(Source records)
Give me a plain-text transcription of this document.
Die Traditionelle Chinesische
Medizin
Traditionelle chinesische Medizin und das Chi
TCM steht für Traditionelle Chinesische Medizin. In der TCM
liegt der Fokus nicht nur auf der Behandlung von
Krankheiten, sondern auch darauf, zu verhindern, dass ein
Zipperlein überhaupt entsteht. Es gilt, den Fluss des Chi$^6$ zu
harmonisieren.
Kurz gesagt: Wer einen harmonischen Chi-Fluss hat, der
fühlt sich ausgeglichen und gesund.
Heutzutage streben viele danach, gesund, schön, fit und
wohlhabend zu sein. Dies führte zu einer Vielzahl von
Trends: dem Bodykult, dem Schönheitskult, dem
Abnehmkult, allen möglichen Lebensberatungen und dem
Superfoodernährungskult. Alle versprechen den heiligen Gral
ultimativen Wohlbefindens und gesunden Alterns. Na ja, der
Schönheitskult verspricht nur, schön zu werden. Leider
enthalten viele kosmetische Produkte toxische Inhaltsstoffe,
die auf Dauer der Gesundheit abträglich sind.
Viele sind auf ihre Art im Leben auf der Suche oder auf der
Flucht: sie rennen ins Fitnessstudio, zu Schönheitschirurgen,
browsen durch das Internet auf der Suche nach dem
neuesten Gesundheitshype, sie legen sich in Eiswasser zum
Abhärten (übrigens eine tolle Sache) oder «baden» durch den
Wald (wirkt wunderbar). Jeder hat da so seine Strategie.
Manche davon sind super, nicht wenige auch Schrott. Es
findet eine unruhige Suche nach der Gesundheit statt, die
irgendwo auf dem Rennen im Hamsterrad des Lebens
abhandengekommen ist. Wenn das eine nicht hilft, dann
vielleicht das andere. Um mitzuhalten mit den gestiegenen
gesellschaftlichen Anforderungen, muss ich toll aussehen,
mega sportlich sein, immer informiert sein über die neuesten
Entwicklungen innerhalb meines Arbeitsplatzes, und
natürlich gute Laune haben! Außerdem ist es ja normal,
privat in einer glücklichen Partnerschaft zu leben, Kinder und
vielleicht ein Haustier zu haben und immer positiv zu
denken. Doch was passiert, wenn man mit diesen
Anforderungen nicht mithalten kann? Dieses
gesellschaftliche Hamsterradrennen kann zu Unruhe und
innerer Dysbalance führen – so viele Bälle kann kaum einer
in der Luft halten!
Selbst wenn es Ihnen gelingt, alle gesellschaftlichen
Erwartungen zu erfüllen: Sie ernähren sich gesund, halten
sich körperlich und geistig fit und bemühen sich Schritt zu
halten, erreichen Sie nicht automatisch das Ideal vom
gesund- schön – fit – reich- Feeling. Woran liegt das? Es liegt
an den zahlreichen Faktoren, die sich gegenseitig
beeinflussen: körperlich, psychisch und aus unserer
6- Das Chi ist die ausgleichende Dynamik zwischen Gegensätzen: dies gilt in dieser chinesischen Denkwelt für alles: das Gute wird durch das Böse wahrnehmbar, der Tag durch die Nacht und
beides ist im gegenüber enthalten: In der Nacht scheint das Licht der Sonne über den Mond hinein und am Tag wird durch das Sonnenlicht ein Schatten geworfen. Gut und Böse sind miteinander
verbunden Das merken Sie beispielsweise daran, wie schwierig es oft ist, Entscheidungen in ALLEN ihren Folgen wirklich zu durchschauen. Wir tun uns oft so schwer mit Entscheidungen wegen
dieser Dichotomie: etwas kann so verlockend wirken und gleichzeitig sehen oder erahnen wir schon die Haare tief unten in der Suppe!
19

What to produce: Write out the records above again, keeping each one identical to the original.

Response:
Give me a plain-text transcription of this document.
Die Traditionelle Chinesische
Medizin
Traditionelle chinesische Medizin und das Chi
TCM steht für Traditionelle Chinesische Medizin. In der TCM
liegt der Fokus nicht nur auf der Behandlung von
Krankheiten, sondern auch darauf, zu verhindern, dass ein
Zipperlein überhaupt entsteht. Es gilt, den Fluss des Chi$^6$ zu
harmonisieren.
Kurz gesagt: Wer einen harmonischen Chi-Fluss hat, der
fühlt sich ausgeglichen und gesund.
Heutzutage streben viele danach, gesund, schön, fit und
wohlhabend zu sein. Dies führte zu einer Vielzahl von
Trends: dem Bodykult, dem Schönheitskult, dem
Abnehmkult, allen möglichen Lebensberatungen und dem
Superfoodernährungskult. Alle versprechen den heiligen Gral
ultimativen Wohlbefindens und gesunden Alterns. Na ja, der
Schönheitskult verspricht nur, schön zu werden. Leider
enthalten viele kosmetische Produkte toxische Inhaltsstoffe,
die auf Dauer der Gesundheit abträglich sind.
Viele sind auf ihre Art im Leben auf der Suche oder auf der
Flucht: sie rennen ins Fitnessstudio, zu Schönheitschirurgen,
browsen durch das Internet auf der Suche nach dem
neuesten Gesundheitshype, sie legen sich in Eiswasser zum
Abhärten (übrigens eine tolle Sache) oder «baden» durch den
Wald (wirkt wunderbar). Jeder hat da so seine Strategie.
Manche davon sind super, nicht wenige auch Schrott. Es
findet eine unruhige Suche nach der Gesundheit statt, die
irgendwo auf dem Rennen im Hamsterrad des Lebens
abhandengekommen ist. Wenn das eine nicht hilft, dann
vielleicht das andere. Um mitzuhalten mit den gestiegenen
gesellschaftlichen Anforderungen, muss ich toll aussehen,
mega sportlich sein, immer informiert sein über die neuesten
Entwicklungen innerhalb meines Arbeitsplatzes, und
natürlich gute Laune haben! Außerdem ist es ja normal,
privat in einer glücklichen Partnerschaft zu leben, Kinder und
vielleicht ein Haustier zu haben und immer positiv zu
denken. Doch was passiert, wenn man mit diesen
Anforderungen nicht mithalten kann? Dieses
gesellschaftliche Hamsterradrennen kann zu Unruhe und
innerer Dysbalance führen – so viele Bälle kann kaum einer
in der Luft halten!
Selbst wenn es Ihnen gelingt, alle gesellschaftlichen
Erwartungen zu erfüllen: Sie ernähren sich gesund, halten
sich körperlich und geistig fit und bemühen sich Schritt zu
halten, erreichen Sie nicht automatisch das Ideal vom
gesund- schön – fit – reich- Feeling. Woran liegt das? Es liegt
an den zahlreichen Faktoren, die sich gegenseitig
beeinflussen: körperlich, psychisch und aus unserer
6- Das Chi ist die ausgleichende Dynamik zwischen Gegensätzen: dies gilt in dieser chinesischen Denkwelt für alles: das Gute wird durch das Böse wahrnehmbar, der Tag durch die Nacht und
beides ist im gegenüber enthalten: In der Nacht scheint das Licht der Sonne über den Mond hinein und am Tag wird durch das Sonnenlicht ein Schatten geworfen. Gut und Böse sind miteinander
verbunden Das merken Sie beispielsweise daran, wie schwierig es oft ist, Entscheidungen in ALLEN ihren Folgen wirklich zu durchschauen. Wir tun uns oft so schwer mit Entscheidungen wegen
dieser Dichotomie: etwas kann so verlockend wirken und gleichzeitig sehen oder erahnen wir schon die Haare tief unten in der Suppe!
19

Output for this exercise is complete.